● Task data
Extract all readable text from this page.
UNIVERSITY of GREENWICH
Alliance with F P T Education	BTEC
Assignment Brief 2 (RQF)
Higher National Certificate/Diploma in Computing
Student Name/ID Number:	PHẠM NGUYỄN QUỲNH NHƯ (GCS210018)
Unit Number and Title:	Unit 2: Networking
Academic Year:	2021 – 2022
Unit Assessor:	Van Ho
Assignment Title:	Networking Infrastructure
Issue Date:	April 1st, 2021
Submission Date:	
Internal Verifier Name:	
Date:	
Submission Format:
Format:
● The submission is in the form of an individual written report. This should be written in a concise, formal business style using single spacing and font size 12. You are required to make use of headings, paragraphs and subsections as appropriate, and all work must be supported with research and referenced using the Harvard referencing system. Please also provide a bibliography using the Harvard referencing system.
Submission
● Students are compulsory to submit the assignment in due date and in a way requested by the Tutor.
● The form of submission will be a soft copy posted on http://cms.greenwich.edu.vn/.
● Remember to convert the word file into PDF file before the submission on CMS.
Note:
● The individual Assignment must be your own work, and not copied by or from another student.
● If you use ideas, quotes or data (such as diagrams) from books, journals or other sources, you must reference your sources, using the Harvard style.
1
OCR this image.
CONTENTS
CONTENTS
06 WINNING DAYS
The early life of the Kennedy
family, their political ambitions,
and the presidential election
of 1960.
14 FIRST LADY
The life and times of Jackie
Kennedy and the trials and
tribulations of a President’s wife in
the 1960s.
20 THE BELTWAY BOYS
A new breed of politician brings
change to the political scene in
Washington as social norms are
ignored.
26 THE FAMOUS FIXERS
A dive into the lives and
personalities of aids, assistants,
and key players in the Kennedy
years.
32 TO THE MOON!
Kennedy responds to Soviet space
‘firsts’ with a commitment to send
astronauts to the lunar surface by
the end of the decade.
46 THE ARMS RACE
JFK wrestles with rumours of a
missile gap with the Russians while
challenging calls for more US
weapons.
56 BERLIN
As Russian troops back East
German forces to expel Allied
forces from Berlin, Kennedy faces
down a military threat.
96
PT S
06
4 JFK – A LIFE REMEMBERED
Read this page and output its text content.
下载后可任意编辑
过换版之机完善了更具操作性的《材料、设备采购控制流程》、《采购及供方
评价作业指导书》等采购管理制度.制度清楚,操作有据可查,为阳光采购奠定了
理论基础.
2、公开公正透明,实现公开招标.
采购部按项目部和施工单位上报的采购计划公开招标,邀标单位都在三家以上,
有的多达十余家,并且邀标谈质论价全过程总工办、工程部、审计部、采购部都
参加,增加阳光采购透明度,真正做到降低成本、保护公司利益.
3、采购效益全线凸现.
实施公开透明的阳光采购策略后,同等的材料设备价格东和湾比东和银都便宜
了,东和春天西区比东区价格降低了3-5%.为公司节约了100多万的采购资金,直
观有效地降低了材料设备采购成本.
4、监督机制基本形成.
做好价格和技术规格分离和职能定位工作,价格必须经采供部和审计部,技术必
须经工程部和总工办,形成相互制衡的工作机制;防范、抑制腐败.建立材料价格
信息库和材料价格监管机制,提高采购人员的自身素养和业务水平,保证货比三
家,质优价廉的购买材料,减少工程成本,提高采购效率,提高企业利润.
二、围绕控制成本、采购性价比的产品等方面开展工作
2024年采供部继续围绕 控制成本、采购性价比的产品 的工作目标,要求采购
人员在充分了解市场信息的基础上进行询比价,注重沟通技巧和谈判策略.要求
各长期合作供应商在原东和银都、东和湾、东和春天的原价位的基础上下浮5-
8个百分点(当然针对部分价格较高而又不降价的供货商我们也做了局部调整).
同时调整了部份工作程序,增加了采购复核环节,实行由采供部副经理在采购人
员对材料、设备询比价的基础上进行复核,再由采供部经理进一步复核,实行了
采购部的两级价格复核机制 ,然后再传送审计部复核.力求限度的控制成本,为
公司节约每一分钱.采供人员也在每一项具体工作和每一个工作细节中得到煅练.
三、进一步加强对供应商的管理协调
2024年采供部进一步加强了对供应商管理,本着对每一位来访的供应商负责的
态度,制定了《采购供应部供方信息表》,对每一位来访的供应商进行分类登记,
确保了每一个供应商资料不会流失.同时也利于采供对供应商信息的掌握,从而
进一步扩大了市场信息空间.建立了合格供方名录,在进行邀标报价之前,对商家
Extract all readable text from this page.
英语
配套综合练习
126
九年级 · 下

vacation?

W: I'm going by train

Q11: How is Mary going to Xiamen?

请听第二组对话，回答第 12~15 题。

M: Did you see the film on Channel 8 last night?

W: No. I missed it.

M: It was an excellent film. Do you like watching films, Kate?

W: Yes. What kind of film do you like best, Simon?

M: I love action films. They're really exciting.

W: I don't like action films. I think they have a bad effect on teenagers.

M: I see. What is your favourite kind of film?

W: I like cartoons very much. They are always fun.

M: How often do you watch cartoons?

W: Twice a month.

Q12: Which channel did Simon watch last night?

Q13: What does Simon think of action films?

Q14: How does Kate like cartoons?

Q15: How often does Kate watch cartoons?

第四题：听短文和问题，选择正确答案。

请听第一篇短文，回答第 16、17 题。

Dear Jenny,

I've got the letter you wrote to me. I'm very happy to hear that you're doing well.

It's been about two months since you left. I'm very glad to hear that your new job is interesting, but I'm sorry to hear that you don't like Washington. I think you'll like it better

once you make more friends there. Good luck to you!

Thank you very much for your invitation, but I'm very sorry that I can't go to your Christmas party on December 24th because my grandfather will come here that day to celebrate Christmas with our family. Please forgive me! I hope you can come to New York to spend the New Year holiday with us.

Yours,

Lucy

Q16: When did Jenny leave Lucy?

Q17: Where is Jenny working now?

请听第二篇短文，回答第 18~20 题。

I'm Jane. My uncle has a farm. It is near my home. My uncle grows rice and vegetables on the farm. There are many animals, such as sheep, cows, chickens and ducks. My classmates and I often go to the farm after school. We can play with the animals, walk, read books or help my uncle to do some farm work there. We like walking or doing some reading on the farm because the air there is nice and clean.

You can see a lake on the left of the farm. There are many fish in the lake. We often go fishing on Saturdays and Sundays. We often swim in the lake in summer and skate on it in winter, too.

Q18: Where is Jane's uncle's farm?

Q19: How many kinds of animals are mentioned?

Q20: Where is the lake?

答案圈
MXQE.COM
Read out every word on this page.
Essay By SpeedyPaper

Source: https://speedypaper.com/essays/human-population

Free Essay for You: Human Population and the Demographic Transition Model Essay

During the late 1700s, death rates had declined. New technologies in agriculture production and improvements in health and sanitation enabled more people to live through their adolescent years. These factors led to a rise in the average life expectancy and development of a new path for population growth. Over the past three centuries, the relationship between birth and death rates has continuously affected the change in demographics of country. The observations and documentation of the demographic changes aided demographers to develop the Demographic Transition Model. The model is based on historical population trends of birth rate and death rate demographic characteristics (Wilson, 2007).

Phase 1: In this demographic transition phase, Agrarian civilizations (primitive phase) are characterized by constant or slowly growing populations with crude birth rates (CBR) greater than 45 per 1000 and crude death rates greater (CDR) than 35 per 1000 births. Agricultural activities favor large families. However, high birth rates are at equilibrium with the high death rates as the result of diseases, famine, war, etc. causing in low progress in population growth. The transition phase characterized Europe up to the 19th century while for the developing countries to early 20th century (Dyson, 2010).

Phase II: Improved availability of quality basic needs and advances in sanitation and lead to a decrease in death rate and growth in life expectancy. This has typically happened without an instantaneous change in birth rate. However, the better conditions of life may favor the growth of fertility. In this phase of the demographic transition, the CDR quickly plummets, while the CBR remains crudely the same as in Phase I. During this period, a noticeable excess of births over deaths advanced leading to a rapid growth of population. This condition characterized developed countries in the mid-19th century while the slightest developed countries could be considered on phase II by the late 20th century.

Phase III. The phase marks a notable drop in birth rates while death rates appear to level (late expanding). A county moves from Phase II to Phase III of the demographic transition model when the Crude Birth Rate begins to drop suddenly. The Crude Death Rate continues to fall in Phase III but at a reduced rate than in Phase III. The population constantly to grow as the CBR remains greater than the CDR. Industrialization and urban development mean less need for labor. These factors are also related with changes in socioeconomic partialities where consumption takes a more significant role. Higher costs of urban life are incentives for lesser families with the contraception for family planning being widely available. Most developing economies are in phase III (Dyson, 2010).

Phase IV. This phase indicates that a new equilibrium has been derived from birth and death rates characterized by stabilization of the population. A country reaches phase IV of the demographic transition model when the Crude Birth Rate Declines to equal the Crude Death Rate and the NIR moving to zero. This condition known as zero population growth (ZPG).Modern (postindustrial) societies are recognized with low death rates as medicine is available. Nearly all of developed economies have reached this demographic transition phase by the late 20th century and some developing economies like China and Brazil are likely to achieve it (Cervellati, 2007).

● The exercise
Show each line of the data that contains the string "expectancy".

● The completed task
During the late 1700s, death rates had declined. New technologies in agriculture production and improvements in health and sanitation enabled more people to live through their adolescent years. These factors led to a rise in the average life expectancy and development of a new path for population growth. Over the past three centuries, the relationship between birth and death rates has continuously affected the change in demographics of country. The observations and documentation of the demographic changes aided demographers to develop the Demographic Transition Model. The model is based on historical population trends of birth rate and death rate demographic characteristics (Wilson, 2007).
Phase II: Improved availability of quality basic needs and advances in sanitation and lead to a decrease in death rate and growth in life expectancy. This has typically happened without an instantaneous change in birth rate. However, the better conditions of life may favor the growth of fertility. In this phase of the demographic transition, the CDR quickly plummets, while the CBR remains crudely the same as in Phase I. During this period, a noticeable excess of births over deaths advanced leading to a rapid growth of population. This condition characterized developed countries in the mid-19th century while the slightest developed countries could be considered on phase II by the late 20th century.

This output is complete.